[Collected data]
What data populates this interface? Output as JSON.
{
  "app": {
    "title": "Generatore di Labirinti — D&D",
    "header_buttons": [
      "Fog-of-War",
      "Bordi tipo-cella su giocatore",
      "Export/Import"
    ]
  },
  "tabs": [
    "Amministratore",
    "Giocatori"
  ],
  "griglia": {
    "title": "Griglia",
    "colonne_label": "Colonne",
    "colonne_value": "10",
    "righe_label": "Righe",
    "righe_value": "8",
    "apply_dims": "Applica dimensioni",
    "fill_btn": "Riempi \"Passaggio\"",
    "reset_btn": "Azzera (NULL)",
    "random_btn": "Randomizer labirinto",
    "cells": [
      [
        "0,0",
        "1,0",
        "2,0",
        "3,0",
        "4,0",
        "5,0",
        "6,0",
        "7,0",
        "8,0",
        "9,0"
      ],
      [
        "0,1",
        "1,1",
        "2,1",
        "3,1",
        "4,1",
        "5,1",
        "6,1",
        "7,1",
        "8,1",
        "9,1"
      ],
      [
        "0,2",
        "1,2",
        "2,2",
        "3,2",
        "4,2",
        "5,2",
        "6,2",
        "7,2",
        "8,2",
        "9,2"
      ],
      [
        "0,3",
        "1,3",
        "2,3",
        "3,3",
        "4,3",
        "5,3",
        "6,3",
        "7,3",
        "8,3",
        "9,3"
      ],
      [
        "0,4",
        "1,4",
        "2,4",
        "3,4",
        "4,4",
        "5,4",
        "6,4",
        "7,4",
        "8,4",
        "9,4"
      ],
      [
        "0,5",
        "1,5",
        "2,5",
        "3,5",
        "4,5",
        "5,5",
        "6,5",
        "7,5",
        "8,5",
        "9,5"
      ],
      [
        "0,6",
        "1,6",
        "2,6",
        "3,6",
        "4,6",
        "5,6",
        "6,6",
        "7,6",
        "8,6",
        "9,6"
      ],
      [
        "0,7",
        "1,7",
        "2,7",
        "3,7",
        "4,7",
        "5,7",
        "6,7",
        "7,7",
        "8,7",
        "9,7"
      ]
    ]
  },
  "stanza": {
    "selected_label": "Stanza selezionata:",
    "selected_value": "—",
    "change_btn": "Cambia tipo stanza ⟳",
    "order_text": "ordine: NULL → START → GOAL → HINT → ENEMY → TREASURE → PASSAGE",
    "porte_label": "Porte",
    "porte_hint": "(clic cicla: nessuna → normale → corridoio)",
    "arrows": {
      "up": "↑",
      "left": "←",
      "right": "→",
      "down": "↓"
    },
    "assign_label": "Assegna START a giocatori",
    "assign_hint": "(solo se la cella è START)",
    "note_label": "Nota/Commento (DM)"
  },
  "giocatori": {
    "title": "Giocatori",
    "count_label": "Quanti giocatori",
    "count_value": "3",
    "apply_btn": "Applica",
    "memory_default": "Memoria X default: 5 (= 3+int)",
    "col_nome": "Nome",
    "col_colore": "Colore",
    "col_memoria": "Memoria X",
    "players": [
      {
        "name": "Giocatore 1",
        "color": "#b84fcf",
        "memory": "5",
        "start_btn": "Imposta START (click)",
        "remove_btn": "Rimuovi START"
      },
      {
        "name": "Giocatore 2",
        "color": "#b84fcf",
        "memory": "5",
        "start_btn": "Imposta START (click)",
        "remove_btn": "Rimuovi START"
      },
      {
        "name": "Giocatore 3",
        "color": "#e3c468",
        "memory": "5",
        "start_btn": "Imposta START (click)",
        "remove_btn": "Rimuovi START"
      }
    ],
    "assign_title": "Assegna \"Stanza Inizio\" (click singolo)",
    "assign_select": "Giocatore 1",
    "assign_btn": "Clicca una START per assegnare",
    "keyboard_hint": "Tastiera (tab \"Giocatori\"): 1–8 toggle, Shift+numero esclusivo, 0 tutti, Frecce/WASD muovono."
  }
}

- **Task**: Write out all the entries exactly.

- **Task output**:
What data populates this interface? Output as JSON.
{
  "app": {
    "title": "Generatore di Labirinti — D&D",
    "header_buttons": [
      "Fog-of-War",
      "Bordi tipo-cella su giocatore",
      "Export/Import"
    ]
  },
  "tabs": [
    "Amministratore",
    "Giocatori"
  ],
  "griglia": {
    "title": "Griglia",
    "colonne_label": "Colonne",
    "colonne_value": "10",
    "righe_label": "Righe",
    "righe_value": "8",
    "apply_dims": "Applica dimensioni",
    "fill_btn": "Riempi \"Passaggio\"",
    "reset_btn": "Azzera (NULL)",
    "random_btn": "Randomizer labirinto",
    "cells": [
      [
        "0,0",
        "1,0",
        "2,0",
        "3,0",
        "4,0",
        "5,0",
        "6,0",
        "7,0",
        "8,0",
        "9,0"
      ],
      [
        "0,1",
        "1,1",
        "2,1",
        "3,1",
        "4,1",
        "5,1",
        "6,1",
        "7,1",
        "8,1",
        "9,1"
      ],
      [
        "0,2",
        "1,2",
        "2,2",
        "3,2",
        "4,2",
        "5,2",
        "6,2",
        "7,2",
        "8,2",
        "9,2"
      ],
      [
        "0,3",
        "1,3",
        "2,3",
        "3,3",
        "4,3",
        "5,3",
        "6,3",
        "7,3",
        "8,3",
        "9,3"
      ],
      [
        "0,4",
        "1,4",
        "2,4",
        "3,4",
        "4,4",
        "5,4",
        "6,4",
        "7,4",
        "8,4",
        "9,4"
      ],
      [
        "0,5",
        "1,5",
        "2,5",
        "3,5",
        "4,5",
        "5,5",
        "6,5",
        "7,5",
        "8,5",
        "9,5"
      ],
      [
        "0,6",
        "1,6",
        "2,6",
        "3,6",
        "4,6",
        "5,6",
        "6,6",
        "7,6",
        "8,6",
        "9,6"
      ],
      [
        "0,7",
        "1,7",
        "2,7",
        "3,7",
        "4,7",
        "5,7",
        "6,7",
        "7,7",
        "8,7",
        "9,7"
      ]
    ]
  },
  "stanza": {
    "selected_label": "Stanza selezionata:",
    "selected_value": "—",
    "change_btn": "Cambia tipo stanza ⟳",
    "order_text": "ordine: NULL → START → GOAL → HINT → ENEMY → TREASURE → PASSAGE",
    "porte_label": "Porte",
    "porte_hint": "(clic cicla: nessuna → normale → corridoio)",
    "arrows": {
      "up": "↑",
      "left": "←",
      "right": "→",
      "down": "↓"
    },
    "assign_label": "Assegna START a giocatori",
    "assign_hint": "(solo se la cella è START)",
    "note_label": "Nota/Commento (DM)"
  },
  "giocatori": {
    "title": "Giocatori",
    "count_label": "Quanti giocatori",
    "count_value": "3",
    "apply_btn": "Applica",
    "memory_default": "Memoria X default: 5 (= 3+int)",
    "col_nome": "Nome",
    "col_colore": "Colore",
    "col_memoria": "Memoria X",
    "players": [
      {
        "name": "Giocatore 1",
        "color": "#b84fcf",
        "memory": "5",
        "start_btn": "Imposta START (click)",
        "remove_btn": "Rimuovi START"
      },
      {
        "name": "Giocatore 2",
        "color": "#b84fcf",
        "memory": "5",
        "start_btn": "Imposta START (click)",
        "remove_btn": "Rimuovi START"
      },
      {
        "name": "Giocatore 3",
        "color": "#e3c468",
        "memory": "5",
        "start_btn": "Imposta START (click)",
        "remove_btn": "Rimuovi START"
      }
    ],
    "assign_title": "Assegna \"Stanza Inizio\" (click singolo)",
    "assign_select": "Giocatore 1",
    "assign_btn": "Clicca una START per assegnare",
    "keyboard_hint": "Tastiera (tab \"Giocatori\"): 1–8 toggle, Shift+numero esclusivo, 0 tutti, Frecce/WASD muovono."
  }
}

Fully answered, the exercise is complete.